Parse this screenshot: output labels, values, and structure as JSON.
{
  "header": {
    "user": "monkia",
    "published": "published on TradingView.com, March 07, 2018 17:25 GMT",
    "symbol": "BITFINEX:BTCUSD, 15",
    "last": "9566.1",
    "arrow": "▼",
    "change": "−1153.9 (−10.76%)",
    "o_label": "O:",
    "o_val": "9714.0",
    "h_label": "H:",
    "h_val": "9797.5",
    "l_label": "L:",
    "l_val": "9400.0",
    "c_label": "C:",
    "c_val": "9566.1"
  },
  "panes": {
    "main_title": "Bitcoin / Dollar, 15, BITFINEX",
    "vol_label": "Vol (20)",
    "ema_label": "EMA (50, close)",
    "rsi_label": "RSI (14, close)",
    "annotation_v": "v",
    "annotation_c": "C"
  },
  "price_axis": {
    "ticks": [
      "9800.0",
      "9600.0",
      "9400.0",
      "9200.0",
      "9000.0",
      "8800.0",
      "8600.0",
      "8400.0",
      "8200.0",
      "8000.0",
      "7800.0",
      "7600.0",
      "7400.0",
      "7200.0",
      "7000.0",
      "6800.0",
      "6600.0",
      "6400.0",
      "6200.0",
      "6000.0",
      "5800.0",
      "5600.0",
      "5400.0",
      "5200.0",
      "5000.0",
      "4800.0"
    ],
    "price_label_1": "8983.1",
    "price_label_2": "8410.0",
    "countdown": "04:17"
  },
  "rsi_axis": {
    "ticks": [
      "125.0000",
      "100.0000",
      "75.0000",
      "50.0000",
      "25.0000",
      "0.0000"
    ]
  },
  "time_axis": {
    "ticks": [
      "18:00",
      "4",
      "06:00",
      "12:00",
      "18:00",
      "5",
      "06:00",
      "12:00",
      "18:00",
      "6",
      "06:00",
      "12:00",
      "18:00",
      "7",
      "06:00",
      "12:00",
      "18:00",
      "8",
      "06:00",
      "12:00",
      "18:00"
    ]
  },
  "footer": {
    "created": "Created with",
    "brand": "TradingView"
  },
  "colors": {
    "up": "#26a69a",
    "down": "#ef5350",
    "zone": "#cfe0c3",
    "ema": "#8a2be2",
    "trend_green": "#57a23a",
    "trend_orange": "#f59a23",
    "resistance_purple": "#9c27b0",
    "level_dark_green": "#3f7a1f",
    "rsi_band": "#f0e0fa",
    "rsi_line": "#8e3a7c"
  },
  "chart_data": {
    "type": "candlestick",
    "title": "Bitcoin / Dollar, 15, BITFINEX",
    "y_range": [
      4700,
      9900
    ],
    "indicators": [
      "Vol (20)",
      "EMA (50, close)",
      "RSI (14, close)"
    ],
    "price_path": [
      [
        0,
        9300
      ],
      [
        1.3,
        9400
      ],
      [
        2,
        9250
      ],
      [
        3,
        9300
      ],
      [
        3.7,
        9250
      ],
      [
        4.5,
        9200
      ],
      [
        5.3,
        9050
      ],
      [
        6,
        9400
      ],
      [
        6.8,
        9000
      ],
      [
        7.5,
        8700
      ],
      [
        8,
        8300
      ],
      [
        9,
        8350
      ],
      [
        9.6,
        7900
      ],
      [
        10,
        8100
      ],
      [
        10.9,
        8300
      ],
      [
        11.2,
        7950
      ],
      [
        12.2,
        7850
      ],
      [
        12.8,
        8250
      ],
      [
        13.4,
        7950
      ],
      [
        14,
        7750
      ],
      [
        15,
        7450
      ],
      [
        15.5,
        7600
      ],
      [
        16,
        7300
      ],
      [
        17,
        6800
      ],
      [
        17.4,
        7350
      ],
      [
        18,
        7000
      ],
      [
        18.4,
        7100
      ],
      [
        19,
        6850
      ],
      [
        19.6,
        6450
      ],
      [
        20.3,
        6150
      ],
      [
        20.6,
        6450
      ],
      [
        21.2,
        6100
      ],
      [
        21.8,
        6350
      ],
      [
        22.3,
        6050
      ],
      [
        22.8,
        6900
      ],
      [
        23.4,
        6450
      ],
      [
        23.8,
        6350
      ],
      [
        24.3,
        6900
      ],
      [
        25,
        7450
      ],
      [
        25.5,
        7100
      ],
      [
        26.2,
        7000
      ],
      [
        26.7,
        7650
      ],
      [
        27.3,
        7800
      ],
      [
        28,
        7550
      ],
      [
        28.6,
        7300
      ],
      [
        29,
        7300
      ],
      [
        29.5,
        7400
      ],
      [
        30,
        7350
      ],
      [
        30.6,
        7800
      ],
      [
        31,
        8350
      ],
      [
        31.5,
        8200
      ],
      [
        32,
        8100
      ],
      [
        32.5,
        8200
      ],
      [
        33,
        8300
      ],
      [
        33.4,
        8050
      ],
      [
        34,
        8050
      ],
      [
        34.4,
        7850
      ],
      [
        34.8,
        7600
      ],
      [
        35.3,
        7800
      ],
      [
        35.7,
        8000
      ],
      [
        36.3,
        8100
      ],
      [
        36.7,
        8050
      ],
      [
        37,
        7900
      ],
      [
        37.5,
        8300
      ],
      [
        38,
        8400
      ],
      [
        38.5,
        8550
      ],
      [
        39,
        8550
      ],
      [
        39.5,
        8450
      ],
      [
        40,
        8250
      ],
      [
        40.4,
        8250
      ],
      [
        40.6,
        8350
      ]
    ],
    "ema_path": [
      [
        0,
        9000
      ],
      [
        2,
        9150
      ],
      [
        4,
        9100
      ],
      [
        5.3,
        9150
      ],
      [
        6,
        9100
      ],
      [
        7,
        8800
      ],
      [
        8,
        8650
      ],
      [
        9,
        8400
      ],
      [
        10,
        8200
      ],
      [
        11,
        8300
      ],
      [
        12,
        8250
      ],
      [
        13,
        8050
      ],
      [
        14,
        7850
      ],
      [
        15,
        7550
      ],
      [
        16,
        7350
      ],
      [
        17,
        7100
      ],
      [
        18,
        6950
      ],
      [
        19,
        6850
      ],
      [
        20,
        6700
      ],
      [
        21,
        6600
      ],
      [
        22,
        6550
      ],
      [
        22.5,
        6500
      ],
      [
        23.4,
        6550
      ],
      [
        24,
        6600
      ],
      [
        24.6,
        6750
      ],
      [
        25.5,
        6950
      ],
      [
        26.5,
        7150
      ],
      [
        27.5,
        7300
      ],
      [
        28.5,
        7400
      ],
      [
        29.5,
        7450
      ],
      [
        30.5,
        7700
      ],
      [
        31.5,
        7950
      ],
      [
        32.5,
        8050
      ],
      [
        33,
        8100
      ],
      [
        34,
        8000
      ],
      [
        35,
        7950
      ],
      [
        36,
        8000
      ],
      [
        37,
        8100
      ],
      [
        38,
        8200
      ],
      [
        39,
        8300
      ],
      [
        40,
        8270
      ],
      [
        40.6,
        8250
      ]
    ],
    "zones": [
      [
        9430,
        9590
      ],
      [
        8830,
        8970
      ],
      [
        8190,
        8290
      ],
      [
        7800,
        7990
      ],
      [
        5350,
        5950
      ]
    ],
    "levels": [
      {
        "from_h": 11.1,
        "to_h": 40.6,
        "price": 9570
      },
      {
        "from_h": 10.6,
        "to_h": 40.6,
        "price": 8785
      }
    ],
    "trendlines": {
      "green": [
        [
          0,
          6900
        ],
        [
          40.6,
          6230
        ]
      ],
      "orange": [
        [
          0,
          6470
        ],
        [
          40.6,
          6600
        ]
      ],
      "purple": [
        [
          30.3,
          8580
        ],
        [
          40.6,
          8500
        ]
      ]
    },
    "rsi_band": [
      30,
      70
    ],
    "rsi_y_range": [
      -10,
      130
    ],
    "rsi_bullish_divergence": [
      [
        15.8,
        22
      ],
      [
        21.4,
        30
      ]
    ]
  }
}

# YOUR GOAL:
Count how many lines above carry the word "Bitcoin". Only the number is required.

# WORKED SOLUTION:
2